**TASK INSTRUCTIONS**.
Filter out everything except lines holding "moving".

[Entries taken from a collection]
+ + + + + + +
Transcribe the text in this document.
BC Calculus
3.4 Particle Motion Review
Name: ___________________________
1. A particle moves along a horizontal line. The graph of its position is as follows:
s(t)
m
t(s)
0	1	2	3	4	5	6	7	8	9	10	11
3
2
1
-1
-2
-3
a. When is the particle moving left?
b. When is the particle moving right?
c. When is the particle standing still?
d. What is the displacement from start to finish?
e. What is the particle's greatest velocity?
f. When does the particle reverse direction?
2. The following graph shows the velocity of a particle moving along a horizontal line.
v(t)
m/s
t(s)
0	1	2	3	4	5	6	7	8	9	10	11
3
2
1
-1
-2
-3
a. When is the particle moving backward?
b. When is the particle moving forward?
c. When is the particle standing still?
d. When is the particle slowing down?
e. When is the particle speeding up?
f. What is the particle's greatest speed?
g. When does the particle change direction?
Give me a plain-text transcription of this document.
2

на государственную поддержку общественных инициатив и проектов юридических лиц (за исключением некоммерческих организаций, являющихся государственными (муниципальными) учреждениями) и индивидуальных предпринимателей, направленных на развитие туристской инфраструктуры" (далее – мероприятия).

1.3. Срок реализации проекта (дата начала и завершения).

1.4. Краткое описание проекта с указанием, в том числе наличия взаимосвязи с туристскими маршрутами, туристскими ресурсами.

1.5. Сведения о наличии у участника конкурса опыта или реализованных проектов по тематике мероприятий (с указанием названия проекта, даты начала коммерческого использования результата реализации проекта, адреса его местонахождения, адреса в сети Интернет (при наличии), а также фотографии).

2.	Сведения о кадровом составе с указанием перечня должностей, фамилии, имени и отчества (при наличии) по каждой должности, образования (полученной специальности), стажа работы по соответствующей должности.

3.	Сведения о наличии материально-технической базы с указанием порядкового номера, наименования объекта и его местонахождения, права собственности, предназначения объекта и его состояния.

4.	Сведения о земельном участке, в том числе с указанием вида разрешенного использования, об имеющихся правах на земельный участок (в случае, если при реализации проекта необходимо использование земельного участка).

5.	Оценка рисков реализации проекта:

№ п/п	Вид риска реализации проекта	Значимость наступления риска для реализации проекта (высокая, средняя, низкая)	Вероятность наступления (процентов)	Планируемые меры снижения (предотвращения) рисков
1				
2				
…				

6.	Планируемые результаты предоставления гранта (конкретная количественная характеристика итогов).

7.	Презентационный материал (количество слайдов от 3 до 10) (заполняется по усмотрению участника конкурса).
+ + + + + + +
**REPLY**.
a. When is the particle moving left?
b. When is the particle moving right?
2. The following graph shows the velocity of a particle moving along a horizontal line.
a. When is the particle moving backward?
b. When is the particle moving forward?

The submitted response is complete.